Dataset records:
⟨

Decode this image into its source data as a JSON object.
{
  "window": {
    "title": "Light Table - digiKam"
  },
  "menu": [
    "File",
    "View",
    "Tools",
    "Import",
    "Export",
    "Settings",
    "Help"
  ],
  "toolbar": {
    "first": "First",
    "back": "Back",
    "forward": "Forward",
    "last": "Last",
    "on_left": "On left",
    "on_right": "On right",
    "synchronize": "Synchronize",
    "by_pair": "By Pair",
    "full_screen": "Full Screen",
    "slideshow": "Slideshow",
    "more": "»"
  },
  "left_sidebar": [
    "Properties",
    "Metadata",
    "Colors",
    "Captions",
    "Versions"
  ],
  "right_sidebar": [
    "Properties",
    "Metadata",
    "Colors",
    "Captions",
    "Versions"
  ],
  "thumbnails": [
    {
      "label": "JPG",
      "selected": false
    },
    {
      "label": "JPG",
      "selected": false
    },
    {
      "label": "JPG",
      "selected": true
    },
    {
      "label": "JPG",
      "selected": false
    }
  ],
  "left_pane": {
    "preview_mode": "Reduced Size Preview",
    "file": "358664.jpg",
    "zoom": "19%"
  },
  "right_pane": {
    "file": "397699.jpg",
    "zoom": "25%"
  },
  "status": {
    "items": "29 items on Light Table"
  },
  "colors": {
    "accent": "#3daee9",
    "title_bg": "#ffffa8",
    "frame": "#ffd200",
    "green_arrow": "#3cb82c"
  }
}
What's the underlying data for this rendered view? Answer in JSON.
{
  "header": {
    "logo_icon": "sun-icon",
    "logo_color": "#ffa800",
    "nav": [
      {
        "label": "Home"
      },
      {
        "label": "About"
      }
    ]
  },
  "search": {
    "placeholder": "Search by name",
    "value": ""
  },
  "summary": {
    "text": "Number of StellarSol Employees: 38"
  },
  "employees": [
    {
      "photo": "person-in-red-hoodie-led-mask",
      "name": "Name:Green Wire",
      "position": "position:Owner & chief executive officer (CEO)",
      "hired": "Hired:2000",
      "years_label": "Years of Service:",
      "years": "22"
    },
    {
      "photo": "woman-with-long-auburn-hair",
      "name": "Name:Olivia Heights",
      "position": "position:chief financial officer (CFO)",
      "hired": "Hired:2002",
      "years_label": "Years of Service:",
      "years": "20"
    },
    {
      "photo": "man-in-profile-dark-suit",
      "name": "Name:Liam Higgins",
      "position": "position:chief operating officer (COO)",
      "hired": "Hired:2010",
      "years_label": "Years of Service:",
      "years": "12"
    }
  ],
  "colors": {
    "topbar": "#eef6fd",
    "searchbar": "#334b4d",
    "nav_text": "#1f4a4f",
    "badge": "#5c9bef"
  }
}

⟩

Do this:
Copy out every line of the data that includes the word "position".

Output for this task:
      "position": "position:Owner & chief executive officer (CEO)",
      "position": "position:chief financial officer (CFO)",
      "position": "position:chief operating officer (COO)",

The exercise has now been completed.